— Begin —

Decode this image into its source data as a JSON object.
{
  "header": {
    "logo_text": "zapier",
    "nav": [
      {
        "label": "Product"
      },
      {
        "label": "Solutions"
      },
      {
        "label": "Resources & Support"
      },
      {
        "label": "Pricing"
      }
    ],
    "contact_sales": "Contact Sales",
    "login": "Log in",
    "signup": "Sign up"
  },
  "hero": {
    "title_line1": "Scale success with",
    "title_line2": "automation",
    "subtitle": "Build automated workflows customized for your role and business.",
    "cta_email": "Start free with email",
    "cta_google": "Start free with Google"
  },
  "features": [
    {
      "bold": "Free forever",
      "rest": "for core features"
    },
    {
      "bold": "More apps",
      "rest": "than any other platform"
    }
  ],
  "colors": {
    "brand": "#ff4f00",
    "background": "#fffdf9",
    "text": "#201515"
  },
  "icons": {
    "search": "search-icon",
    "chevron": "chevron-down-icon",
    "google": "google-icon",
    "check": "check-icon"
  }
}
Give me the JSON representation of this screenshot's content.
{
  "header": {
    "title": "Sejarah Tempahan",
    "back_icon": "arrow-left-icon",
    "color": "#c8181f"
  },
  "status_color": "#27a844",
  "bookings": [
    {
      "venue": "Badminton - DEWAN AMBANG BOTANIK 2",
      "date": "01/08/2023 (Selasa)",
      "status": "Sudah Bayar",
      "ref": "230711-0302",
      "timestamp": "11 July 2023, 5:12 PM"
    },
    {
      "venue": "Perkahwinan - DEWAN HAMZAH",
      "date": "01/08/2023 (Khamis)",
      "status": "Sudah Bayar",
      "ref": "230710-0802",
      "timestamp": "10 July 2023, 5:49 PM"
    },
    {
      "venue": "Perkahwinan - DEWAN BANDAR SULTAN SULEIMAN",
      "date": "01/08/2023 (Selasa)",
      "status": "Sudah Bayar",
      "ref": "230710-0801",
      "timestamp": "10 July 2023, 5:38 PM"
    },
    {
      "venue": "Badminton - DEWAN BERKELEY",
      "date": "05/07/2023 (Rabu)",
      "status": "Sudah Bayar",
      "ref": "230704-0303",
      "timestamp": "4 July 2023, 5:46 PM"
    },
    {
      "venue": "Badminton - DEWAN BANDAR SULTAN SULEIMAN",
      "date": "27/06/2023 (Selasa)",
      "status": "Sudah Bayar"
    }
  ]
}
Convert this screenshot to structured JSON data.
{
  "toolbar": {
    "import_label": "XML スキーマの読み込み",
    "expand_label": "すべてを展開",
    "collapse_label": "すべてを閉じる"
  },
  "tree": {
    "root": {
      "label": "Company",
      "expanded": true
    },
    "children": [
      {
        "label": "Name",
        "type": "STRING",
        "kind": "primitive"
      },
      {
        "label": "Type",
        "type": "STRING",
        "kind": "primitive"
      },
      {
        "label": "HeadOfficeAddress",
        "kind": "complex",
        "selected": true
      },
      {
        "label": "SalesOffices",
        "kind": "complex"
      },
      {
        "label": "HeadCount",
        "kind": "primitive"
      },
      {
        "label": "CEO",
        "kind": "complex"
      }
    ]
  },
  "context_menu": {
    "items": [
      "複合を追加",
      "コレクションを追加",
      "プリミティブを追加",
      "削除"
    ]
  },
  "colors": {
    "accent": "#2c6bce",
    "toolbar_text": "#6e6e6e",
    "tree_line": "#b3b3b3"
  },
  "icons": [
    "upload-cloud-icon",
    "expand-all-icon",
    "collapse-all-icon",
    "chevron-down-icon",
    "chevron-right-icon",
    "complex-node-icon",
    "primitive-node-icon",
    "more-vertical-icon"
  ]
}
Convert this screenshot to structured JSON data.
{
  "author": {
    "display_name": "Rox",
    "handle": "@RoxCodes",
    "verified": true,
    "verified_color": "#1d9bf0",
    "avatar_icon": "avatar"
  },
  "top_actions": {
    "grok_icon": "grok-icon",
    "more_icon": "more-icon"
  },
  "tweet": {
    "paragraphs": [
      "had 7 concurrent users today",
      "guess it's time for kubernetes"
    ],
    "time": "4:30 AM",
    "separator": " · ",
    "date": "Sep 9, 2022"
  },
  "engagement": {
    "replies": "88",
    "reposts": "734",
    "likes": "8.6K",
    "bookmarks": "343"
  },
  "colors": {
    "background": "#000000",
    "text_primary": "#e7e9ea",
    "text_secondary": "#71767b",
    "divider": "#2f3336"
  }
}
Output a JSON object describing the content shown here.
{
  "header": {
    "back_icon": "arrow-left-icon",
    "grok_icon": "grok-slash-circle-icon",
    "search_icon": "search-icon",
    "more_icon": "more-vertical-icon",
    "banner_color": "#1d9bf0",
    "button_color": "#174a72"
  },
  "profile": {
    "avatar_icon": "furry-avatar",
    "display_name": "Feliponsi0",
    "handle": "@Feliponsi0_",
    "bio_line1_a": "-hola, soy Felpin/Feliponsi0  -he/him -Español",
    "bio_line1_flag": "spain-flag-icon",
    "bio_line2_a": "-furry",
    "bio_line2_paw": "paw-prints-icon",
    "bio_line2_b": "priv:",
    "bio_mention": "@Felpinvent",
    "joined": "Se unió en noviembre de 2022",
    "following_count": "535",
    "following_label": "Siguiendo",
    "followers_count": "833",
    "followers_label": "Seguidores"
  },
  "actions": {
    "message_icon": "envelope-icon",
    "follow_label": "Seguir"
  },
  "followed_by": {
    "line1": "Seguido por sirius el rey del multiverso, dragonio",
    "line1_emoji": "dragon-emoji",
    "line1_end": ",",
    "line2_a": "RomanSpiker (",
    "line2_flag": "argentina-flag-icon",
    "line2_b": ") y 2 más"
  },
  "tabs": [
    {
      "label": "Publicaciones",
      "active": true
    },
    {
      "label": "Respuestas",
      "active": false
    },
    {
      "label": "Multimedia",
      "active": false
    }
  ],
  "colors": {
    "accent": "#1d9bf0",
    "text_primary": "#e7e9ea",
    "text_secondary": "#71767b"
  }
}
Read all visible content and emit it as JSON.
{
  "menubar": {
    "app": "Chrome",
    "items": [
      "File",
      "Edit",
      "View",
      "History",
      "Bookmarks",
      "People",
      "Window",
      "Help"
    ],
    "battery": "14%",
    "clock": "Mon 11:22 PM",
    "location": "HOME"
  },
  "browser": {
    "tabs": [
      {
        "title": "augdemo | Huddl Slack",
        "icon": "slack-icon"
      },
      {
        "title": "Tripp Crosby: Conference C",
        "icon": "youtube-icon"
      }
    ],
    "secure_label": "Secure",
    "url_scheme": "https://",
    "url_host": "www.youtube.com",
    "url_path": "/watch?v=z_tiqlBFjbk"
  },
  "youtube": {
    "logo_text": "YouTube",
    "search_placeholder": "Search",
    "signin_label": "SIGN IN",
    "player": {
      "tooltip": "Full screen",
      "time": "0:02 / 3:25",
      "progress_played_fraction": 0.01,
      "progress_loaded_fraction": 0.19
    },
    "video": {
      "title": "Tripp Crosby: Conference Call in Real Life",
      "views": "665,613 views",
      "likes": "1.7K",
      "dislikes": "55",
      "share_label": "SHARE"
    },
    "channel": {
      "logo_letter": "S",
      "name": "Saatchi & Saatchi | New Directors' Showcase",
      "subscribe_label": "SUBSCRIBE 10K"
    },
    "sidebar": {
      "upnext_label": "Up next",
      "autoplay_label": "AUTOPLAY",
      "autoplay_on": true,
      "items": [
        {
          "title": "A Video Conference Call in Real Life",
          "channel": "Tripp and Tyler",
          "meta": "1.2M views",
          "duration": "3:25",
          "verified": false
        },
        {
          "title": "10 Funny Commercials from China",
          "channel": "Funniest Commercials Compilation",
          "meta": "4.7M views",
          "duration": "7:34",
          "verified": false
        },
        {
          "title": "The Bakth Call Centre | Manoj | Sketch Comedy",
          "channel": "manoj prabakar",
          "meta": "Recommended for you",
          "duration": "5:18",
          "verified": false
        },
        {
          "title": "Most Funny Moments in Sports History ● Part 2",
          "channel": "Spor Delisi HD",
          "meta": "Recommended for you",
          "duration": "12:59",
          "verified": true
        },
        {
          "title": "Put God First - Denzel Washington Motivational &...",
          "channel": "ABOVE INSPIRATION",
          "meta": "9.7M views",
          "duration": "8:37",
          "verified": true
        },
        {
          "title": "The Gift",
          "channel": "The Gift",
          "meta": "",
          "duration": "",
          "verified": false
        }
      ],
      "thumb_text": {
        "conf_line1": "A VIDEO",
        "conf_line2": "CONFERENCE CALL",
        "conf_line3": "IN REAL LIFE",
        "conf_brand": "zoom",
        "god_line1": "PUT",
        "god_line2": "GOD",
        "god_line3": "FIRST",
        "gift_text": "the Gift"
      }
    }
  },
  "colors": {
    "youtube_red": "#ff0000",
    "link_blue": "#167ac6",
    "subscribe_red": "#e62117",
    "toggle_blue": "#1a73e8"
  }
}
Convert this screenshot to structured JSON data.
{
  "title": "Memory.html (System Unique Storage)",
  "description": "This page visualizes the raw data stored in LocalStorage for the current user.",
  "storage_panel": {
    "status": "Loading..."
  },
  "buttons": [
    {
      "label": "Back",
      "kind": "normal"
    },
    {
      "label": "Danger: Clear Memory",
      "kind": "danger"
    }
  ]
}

— End —

Look through the entries and work out how many lines have the word "chevron" in them; reply with that number only.

3